# Your task
Reproduce every line of the material below, but drop the pictures.

(Extracted records)
----------------

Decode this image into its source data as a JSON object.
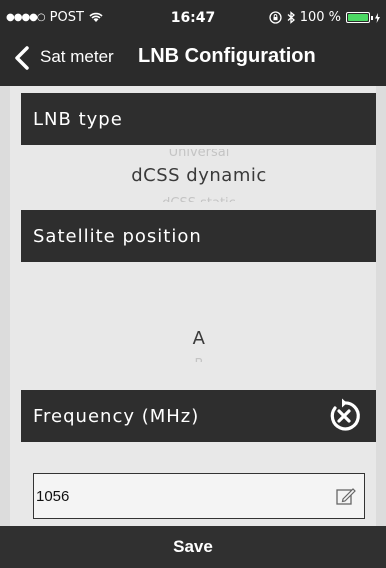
{
  "status_bar": {
    "signal_dots": "●●●●○",
    "carrier": "POST",
    "wifi_icon": "wifi-icon",
    "time": "16:47",
    "battery_percent": "100 %",
    "battery_level": 1.0
  },
  "nav": {
    "back_label": "Sat meter",
    "title": "LNB Configuration"
  },
  "lnb_type": {
    "header": "LNB type",
    "options_visible": [
      "Universal",
      "dCSS dynamic",
      "dCSS static"
    ],
    "selected": "dCSS dynamic"
  },
  "satellite_position": {
    "header": "Satellite position",
    "options_visible": [
      "A",
      "B"
    ],
    "selected": "A"
  },
  "frequency": {
    "header": "Frequency (MHz)",
    "value": "1056",
    "reset_icon": "reset-icon",
    "edit_icon": "edit-icon"
  },
  "footer": {
    "save_label": "Save"
  },
  "colors": {
    "header_bg": "#2b2b2b",
    "section_bg": "#2e2e2e",
    "content_bg": "#e8e8e8",
    "battery": "#4cd964"
  }
}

----------------

# Exercise result
Decode this image into its source data as a JSON object.
{
  "status_bar": {
    "signal_dots": "●●●●○",
    "carrier": "POST",
    "wifi_icon": "wifi-icon",
    "time": "16:47",
    "battery_percent": "100 %",
    "battery_level": 1.0
  },
  "nav": {
    "back_label": "Sat meter",
    "title": "LNB Configuration"
  },
  "lnb_type": {
    "header": "LNB type",
    "options_visible": [
      "Universal",
      "dCSS dynamic",
      "dCSS static"
    ],
    "selected": "dCSS dynamic"
  },
  "satellite_position": {
    "header": "Satellite position",
    "options_visible": [
      "A",
      "B"
    ],
    "selected": "A"
  },
  "frequency": {
    "header": "Frequency (MHz)",
    "value": "1056",
    "reset_icon": "reset-icon",
    "edit_icon": "edit-icon"
  },
  "footer": {
    "save_label": "Save"
  },
  "colors": {
    "header_bg": "#2b2b2b",
    "section_bg": "#2e2e2e",
    "content_bg": "#e8e8e8",
    "battery": "#4cd964"
  }
}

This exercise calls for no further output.